ACTIONS TO TAKE:
1. Write out, word for word, the passage of the Bootstrap forum thread that opens with "But for me it" and closes with "with more documentation.".
2. Extend the Bootstrap forum thread, picking up right after its final sentence.

TEXT BLOCK:
Title: Re: Every once in a while I try... BootStrap
Post by: Antechinus on September 05, 2015, 03:09:46 am
Bloc's latest: http://www.simplemachines.org/community/index.php?topic=539060.0

100 kb isn't much for storage, but it's a lot to constantly process if most of it is useless.
Title: Re: Every once in a while I try... BootStrap
Post by: wintstar on September 05, 2015, 04:04:39 am
Has Bootstrap trot have a future? Currently, flat design is in, but later also. Bootstrap is not ideal in my opinion for Forum Systems.
Title: Re: Every once in a while I try... BootStrap
Post by: emanuele on September 05, 2015, 08:35:33 am
Why bootstrap?
Well, I picked it just because it's something "many" people come to know. Not because it's good or nice or because I know it.

It's the correct tool?
Probably not. It is indeed bloated, it has several drawbacks (e.g. have to override the predefined design) and more.
But for me it has the "added value" that forces to re-visit the templates entirely and make me think if it really make sense to have something in a certain place.
Of course, this added value is present in almost any other framework out there (and in fact I played with few), so I picked bootstrap to play just because it was the one with more documentation.

That said, do I want to "force" that on Elk 2.0?

SOURCE MATERIAL:

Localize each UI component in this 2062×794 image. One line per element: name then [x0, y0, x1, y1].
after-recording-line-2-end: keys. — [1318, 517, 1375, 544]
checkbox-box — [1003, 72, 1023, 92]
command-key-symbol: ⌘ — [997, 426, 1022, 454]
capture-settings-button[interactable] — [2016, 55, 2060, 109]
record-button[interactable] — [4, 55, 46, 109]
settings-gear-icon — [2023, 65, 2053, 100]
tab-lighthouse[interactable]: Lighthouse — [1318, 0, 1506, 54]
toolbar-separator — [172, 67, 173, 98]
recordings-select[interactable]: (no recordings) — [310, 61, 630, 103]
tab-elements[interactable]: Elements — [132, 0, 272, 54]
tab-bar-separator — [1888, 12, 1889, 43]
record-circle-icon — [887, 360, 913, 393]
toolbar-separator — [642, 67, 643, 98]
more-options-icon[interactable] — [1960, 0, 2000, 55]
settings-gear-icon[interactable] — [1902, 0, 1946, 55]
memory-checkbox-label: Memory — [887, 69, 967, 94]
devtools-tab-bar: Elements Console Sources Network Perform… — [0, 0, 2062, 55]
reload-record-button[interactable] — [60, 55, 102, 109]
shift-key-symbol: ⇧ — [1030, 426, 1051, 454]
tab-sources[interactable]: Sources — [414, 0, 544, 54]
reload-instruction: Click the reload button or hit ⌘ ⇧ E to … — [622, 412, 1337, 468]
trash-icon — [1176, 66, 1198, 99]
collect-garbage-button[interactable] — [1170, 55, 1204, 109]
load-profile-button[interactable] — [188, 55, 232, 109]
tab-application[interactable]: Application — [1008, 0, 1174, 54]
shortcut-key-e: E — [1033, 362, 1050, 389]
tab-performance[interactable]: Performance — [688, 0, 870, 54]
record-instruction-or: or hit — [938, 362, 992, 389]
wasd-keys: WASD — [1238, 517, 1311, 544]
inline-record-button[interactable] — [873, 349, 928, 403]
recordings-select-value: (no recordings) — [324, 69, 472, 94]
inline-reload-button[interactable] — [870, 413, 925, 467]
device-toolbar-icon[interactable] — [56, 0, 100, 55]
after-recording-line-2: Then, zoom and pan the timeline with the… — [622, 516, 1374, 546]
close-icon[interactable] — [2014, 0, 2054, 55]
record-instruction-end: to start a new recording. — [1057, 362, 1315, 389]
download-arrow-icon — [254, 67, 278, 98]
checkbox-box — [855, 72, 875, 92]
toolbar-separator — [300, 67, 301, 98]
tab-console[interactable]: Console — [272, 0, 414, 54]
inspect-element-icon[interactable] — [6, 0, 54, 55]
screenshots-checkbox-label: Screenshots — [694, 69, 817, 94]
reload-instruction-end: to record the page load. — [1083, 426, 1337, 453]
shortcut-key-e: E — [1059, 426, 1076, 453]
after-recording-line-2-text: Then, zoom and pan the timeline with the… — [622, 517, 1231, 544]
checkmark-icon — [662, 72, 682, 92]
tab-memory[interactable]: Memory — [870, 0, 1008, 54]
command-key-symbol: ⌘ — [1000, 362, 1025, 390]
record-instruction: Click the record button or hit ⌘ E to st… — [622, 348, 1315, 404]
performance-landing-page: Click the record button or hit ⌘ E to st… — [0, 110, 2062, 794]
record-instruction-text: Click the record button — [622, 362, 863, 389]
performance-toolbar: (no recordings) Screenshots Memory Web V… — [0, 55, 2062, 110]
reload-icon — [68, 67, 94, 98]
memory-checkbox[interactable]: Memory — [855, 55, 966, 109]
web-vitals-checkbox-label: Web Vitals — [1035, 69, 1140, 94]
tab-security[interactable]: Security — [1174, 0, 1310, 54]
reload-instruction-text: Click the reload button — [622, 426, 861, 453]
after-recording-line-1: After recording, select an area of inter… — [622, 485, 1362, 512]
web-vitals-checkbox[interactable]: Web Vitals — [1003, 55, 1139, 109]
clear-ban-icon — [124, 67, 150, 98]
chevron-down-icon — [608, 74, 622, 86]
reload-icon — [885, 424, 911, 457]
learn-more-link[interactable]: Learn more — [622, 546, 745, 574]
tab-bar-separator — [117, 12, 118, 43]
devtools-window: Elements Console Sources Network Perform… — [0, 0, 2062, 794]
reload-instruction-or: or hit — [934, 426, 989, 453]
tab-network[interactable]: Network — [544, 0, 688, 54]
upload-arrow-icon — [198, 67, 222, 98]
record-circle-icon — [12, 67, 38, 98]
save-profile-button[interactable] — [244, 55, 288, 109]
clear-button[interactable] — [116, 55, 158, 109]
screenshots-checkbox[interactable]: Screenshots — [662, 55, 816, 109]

RESPONSE LIST:
1.
But for me it has the "added value" that forces to re-visit the templates entirely and make me think if it really make sense to have something in a certain place.
Of course, this added value is present in almost any other framework out there (and in fact I played with few), so I picked bootstrap to play just because it was the one with more documentation.

2.
Not really. It's something to play with, if something good will come out from somewhere else I'd be more than happy to use it! :D
Title: Re: Every once in a while I try... BootStrap
Post by: Spuds on September 05, 2015, 09:40:23 am
I've found it fun to play with and have learned more about our templates and css.  I don't really see that Reseller theme as bootstrap TBH, its only updated a couple of the templates and still relies on the old template markup structure and index.css.

Right now I've done several template areas, I begin with removing most of the existing class names and then update them to use bootstraps grid layout and use its class names (and structure) for various areas to try and get a similar look.  The index.css file is ~400 lines long and some of that can be cut back,  I've also removed areas of JS and use what bootstrap offers, for example the modal help pages, navigation dropdowns (no superduper) and the form validation for registration (probably removed 1/2 of register.js).  But its just for fun.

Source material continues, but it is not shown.